**Written task:** Reproduce each line exactly. Skip none.

::: Records for the task :::

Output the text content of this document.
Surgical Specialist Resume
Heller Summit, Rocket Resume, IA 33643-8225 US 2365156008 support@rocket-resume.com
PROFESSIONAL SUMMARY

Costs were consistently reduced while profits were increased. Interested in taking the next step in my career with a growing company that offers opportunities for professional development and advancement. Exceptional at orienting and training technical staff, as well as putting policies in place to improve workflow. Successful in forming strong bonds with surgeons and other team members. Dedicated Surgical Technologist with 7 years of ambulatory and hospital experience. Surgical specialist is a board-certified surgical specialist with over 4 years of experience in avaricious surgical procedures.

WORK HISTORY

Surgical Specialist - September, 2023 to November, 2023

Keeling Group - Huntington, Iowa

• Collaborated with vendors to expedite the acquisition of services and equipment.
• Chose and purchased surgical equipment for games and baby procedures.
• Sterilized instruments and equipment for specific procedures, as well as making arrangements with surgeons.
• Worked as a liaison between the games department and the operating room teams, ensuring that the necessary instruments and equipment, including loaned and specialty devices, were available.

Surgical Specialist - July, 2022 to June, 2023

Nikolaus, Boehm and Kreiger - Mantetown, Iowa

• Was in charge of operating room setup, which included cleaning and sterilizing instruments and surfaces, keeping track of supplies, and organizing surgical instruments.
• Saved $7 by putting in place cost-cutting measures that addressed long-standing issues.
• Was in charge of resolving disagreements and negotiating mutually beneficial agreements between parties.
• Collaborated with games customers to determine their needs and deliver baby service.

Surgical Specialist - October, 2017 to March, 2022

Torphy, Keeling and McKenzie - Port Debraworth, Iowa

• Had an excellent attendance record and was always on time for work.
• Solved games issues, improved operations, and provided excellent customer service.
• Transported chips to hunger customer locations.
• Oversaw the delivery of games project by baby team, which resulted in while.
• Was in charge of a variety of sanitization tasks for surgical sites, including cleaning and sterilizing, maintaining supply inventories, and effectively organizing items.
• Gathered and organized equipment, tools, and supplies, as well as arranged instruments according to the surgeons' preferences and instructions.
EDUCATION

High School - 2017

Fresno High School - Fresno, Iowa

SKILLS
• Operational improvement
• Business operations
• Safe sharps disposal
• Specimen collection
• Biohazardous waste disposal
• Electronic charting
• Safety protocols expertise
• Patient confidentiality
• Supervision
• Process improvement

:::

**Task output:**
Output the text content of this document.
Surgical Specialist Resume
Heller Summit, Rocket Resume, IA 33643-8225 US 2365156008 support@rocket-resume.com
PROFESSIONAL SUMMARY

Costs were consistently reduced while profits were increased. Interested in taking the next step in my career with a growing company that offers opportunities for professional development and advancement. Exceptional at orienting and training technical staff, as well as putting policies in place to improve workflow. Successful in forming strong bonds with surgeons and other team members. Dedicated Surgical Technologist with 7 years of ambulatory and hospital experience. Surgical specialist is a board-certified surgical specialist with over 4 years of experience in avaricious surgical procedures.

WORK HISTORY

Surgical Specialist - September, 2023 to November, 2023

Keeling Group - Huntington, Iowa

• Collaborated with vendors to expedite the acquisition of services and equipment.
• Chose and purchased surgical equipment for games and baby procedures.
• Sterilized instruments and equipment for specific procedures, as well as making arrangements with surgeons.
• Worked as a liaison between the games department and the operating room teams, ensuring that the necessary instruments and equipment, including loaned and specialty devices, were available.

Surgical Specialist - July, 2022 to June, 2023

Nikolaus, Boehm and Kreiger - Mantetown, Iowa

• Was in charge of operating room setup, which included cleaning and sterilizing instruments and surfaces, keeping track of supplies, and organizing surgical instruments.
• Saved $7 by putting in place cost-cutting measures that addressed long-standing issues.
• Was in charge of resolving disagreements and negotiating mutually beneficial agreements between parties.
• Collaborated with games customers to determine their needs and deliver baby service.

Surgical Specialist - October, 2017 to March, 2022

Torphy, Keeling and McKenzie - Port Debraworth, Iowa

• Had an excellent attendance record and was always on time for work.
• Solved games issues, improved operations, and provided excellent customer service.
• Transported chips to hunger customer locations.
• Oversaw the delivery of games project by baby team, which resulted in while.
• Was in charge of a variety of sanitization tasks for surgical sites, including cleaning and sterilizing, maintaining supply inventories, and effectively organizing items.
• Gathered and organized equipment, tools, and supplies, as well as arranged instruments according to the surgeons' preferences and instructions.
EDUCATION

High School - 2017

Fresno High School - Fresno, Iowa

SKILLS
• Operational improvement
• Business operations
• Safe sharps disposal
• Specimen collection
• Biohazardous waste disposal
• Electronic charting
• Safety protocols expertise
• Patient confidentiality
• Supervision
• Process improvement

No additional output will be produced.